[Figure record listings]
-=-=-
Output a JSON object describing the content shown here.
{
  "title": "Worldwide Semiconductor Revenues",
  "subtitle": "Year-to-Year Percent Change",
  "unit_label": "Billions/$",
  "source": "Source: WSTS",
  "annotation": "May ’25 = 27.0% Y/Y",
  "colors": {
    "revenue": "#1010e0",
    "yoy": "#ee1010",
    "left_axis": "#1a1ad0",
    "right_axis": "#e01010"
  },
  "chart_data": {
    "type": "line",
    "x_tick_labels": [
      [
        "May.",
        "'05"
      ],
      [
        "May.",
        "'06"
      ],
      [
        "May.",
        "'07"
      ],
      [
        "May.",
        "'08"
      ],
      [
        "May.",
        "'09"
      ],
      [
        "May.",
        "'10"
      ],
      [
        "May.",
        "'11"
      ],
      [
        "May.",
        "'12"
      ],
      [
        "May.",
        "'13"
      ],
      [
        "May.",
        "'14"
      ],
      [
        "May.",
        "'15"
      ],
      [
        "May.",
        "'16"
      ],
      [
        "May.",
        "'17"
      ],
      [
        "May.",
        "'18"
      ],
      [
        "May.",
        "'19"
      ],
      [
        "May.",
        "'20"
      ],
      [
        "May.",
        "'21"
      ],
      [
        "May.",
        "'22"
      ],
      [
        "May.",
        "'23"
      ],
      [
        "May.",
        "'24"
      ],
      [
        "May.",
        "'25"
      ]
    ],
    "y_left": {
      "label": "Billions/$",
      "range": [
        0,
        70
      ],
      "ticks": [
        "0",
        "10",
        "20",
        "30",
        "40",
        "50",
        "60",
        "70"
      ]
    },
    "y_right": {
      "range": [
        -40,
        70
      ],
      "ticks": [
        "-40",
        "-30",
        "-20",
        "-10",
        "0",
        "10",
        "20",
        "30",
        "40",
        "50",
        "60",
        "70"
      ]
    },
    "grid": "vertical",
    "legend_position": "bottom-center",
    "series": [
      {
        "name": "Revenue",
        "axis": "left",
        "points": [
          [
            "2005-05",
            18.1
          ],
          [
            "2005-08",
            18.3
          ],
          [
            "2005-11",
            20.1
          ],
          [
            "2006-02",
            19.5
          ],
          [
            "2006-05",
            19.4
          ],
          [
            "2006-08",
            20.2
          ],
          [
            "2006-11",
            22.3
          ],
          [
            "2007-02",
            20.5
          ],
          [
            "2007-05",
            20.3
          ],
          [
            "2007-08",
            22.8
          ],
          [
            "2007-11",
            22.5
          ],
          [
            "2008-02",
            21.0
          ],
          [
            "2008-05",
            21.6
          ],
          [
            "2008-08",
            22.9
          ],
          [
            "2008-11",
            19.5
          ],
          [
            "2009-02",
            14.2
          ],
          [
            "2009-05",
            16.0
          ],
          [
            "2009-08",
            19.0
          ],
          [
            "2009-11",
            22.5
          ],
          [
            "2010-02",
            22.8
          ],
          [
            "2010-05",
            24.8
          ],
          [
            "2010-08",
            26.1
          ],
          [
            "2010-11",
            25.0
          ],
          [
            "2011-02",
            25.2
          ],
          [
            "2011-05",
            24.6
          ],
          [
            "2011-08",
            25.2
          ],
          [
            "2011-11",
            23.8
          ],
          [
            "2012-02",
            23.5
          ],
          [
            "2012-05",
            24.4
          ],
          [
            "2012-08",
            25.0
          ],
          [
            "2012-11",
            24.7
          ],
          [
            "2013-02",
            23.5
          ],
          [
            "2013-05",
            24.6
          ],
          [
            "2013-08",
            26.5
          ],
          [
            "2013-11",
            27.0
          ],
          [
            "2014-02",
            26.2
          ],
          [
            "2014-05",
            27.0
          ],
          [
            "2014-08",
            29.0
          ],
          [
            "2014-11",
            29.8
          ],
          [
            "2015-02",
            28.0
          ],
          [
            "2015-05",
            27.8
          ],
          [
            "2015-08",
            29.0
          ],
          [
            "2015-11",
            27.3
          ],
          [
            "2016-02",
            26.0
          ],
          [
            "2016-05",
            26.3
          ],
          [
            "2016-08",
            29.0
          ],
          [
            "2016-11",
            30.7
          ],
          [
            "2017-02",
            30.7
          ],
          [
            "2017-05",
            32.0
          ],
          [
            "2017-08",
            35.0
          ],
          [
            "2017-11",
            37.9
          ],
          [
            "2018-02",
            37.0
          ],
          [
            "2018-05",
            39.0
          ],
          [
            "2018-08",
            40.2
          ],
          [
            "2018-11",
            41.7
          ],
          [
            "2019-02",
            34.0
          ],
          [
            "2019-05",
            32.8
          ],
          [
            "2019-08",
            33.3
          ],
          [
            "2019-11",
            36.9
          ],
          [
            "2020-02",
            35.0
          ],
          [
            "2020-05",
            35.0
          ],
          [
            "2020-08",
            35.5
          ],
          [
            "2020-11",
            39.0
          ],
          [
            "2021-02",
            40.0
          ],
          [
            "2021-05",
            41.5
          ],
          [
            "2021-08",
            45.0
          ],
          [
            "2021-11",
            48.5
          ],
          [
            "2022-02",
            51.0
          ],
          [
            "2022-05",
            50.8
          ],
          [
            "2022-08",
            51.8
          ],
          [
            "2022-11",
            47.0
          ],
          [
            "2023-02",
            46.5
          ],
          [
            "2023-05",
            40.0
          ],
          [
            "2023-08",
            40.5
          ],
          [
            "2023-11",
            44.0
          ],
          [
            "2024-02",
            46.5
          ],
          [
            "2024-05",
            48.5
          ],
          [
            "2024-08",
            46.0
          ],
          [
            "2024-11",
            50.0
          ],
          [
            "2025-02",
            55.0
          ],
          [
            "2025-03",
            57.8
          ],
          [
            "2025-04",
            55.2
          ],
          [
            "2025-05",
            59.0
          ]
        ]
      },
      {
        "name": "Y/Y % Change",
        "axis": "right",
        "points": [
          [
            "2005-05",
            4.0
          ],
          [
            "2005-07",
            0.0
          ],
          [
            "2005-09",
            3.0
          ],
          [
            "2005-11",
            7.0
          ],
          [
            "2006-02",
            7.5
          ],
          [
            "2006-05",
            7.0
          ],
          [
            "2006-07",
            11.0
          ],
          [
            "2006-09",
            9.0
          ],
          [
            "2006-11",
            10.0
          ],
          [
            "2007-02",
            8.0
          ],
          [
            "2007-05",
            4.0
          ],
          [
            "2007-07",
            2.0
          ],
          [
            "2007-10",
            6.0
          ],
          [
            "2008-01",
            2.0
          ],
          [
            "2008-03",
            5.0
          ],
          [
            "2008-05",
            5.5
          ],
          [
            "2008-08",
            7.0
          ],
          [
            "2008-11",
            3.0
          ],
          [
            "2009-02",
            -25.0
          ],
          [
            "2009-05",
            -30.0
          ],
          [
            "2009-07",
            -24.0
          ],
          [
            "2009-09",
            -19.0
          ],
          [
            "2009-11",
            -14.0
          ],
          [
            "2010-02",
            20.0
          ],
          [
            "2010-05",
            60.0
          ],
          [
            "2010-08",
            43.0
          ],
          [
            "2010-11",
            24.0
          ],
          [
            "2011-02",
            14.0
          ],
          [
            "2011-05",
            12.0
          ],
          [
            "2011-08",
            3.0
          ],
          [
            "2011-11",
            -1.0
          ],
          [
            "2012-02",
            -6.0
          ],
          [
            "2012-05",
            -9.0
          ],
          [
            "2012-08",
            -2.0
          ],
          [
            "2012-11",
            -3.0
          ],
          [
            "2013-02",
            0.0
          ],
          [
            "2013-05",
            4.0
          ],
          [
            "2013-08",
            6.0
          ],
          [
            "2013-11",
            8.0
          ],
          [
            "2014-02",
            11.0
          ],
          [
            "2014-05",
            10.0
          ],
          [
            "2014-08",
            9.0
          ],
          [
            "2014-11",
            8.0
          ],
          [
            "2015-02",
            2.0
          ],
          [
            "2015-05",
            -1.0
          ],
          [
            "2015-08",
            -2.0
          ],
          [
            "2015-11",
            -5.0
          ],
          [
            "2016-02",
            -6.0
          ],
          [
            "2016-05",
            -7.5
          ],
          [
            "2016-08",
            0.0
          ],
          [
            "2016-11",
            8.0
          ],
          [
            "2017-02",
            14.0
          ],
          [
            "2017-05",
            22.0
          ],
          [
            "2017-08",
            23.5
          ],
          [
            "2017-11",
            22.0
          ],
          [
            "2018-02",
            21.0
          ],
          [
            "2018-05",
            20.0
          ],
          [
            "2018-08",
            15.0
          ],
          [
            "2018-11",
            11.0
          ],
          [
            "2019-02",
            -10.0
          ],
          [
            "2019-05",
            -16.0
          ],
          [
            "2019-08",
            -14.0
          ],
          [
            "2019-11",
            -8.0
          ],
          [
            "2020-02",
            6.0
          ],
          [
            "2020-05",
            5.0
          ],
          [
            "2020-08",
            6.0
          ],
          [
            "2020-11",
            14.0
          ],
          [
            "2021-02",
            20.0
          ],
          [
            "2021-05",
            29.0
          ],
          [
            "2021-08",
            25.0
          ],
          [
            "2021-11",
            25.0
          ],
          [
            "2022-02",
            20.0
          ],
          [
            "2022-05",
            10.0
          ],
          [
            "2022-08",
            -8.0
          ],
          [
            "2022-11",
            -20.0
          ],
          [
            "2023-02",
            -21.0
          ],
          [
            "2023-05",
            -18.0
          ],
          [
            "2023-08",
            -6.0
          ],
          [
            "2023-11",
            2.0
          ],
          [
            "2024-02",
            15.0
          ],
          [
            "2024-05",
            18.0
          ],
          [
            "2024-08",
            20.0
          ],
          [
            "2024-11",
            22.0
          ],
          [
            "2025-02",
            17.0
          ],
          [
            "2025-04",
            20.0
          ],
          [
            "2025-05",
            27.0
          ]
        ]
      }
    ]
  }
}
-=-=-
● **WHAT THIS TASK INVOLVES**:
Pick each line holding the word "Change" out of the data and copy it.

● **RIGHT ANSWER**:
  "subtitle": "Year-to-Year Percent Change",
        "name": "Y/Y % Change",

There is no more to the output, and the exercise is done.